Exercise requirements
Return a copy of each line that holds the string "Unknown".

Task inputs

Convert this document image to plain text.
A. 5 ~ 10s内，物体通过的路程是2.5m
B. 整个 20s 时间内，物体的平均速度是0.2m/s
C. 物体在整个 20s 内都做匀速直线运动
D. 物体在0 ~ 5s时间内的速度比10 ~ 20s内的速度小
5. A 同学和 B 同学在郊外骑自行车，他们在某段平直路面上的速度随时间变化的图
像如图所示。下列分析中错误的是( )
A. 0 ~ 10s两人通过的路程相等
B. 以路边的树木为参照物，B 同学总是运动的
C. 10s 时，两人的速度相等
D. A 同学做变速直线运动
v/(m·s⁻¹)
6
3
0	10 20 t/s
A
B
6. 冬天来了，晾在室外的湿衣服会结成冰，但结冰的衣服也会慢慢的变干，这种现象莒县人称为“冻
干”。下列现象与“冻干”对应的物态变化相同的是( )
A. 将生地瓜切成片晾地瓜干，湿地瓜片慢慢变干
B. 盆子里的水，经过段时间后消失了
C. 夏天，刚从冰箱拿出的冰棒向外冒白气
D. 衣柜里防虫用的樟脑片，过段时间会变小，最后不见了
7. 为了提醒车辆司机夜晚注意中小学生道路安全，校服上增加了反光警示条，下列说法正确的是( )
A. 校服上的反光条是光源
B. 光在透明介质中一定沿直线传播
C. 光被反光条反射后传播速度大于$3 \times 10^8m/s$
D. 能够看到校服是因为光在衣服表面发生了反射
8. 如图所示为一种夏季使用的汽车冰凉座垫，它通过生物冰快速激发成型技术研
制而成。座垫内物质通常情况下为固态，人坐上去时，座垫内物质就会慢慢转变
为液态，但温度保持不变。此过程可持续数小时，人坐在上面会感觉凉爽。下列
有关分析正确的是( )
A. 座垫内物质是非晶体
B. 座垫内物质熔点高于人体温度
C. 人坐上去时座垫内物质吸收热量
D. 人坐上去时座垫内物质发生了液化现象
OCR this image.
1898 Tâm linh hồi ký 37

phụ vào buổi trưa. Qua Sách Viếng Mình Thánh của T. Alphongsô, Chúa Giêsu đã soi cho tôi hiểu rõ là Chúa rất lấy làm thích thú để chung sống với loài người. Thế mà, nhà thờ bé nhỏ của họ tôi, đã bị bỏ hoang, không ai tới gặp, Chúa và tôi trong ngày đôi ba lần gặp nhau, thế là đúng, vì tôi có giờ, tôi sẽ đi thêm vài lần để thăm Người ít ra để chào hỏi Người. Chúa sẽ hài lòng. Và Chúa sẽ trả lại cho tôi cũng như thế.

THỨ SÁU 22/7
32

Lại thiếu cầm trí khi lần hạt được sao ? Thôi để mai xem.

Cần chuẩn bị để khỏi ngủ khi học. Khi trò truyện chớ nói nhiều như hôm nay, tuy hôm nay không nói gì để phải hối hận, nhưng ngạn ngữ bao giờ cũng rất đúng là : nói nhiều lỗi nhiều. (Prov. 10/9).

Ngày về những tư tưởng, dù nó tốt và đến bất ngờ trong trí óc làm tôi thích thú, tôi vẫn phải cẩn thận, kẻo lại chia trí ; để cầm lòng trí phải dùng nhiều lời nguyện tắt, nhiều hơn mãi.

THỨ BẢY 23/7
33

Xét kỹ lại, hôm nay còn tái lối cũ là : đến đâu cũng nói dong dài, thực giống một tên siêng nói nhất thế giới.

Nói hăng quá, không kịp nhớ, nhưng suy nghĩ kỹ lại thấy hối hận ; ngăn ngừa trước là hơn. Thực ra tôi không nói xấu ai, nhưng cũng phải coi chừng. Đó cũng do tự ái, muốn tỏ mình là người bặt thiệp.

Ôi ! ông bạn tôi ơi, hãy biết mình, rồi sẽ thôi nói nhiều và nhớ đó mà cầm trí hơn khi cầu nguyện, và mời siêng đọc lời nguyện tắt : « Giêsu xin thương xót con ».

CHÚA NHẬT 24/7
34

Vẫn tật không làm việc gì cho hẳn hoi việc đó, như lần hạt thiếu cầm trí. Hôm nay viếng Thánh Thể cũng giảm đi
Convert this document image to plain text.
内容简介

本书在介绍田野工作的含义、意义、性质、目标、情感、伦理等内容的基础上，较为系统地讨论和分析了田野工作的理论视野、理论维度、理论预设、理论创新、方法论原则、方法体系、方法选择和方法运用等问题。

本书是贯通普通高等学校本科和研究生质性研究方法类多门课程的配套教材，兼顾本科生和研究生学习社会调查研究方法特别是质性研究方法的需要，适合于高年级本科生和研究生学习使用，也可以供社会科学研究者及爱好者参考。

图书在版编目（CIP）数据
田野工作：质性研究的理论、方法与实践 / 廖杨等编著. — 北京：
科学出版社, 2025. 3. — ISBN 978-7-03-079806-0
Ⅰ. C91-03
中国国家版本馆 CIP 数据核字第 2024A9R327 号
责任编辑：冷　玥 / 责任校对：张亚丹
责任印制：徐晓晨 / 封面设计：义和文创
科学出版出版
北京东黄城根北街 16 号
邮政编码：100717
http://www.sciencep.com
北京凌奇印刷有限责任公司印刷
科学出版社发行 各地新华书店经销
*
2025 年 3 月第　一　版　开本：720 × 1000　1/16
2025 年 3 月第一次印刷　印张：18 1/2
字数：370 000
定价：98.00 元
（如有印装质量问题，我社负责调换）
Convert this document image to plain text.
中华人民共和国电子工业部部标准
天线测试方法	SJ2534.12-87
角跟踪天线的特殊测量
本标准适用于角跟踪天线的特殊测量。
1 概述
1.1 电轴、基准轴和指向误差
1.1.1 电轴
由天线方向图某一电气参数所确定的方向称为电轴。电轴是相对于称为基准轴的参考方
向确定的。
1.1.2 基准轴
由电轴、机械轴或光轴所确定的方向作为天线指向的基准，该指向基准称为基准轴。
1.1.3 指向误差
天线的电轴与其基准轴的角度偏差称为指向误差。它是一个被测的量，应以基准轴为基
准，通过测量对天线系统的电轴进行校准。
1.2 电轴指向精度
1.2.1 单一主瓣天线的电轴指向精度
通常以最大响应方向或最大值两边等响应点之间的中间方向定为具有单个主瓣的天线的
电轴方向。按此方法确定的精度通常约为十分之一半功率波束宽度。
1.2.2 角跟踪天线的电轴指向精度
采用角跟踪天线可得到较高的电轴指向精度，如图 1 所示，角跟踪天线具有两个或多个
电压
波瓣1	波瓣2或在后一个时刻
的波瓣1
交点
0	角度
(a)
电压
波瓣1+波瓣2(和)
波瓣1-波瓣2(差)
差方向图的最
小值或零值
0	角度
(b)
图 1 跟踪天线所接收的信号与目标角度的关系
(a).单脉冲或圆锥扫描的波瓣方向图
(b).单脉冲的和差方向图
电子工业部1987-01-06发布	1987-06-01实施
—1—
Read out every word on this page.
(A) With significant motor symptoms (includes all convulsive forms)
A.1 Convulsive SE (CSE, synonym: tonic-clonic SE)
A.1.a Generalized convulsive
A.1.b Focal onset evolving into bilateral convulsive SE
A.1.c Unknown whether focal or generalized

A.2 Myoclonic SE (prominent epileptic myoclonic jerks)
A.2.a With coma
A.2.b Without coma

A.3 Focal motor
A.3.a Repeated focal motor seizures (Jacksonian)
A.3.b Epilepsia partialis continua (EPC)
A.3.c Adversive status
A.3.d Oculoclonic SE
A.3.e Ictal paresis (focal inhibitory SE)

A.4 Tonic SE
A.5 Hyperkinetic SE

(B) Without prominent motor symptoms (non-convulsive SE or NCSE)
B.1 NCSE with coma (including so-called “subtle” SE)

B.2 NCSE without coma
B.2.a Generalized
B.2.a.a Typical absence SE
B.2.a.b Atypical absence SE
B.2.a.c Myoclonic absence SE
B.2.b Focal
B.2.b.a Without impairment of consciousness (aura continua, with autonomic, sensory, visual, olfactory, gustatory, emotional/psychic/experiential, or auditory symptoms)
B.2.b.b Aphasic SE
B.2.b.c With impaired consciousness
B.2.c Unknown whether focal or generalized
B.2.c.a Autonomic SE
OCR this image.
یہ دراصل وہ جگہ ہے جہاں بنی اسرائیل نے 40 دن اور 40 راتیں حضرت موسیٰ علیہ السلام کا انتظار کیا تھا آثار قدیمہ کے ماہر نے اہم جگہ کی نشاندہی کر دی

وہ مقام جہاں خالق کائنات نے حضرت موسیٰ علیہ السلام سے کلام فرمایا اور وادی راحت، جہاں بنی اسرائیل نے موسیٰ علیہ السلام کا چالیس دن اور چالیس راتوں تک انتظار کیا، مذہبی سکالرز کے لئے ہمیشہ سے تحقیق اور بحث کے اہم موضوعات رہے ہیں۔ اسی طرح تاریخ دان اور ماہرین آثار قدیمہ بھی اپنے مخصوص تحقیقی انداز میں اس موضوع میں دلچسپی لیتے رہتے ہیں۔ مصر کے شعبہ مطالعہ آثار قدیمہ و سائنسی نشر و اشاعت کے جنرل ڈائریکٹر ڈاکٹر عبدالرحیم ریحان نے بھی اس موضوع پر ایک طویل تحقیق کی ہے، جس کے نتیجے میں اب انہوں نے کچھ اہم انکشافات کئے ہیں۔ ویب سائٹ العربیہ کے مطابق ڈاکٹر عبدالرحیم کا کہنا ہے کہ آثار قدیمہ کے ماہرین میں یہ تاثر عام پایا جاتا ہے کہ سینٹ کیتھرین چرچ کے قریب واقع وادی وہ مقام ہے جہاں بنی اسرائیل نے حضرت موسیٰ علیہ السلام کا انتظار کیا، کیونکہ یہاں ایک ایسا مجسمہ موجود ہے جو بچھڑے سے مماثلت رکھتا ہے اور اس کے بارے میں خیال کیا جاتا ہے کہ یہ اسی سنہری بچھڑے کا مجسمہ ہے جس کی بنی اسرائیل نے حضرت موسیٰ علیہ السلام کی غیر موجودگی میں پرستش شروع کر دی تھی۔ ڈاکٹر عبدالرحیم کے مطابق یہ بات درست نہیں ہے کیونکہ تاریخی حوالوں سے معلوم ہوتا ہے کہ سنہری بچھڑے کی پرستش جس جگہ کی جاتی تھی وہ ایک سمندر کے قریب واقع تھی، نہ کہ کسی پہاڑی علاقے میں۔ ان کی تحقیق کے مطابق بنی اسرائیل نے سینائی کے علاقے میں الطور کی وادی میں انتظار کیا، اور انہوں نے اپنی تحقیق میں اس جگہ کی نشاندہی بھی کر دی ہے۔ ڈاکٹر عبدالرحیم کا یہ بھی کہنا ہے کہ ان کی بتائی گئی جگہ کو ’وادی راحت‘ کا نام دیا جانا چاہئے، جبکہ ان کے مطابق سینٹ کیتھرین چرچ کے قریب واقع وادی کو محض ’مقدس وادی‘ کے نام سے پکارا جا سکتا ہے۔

Reply
A.1.c Unknown whether focal or generalized
B.2.c Unknown whether focal or generalized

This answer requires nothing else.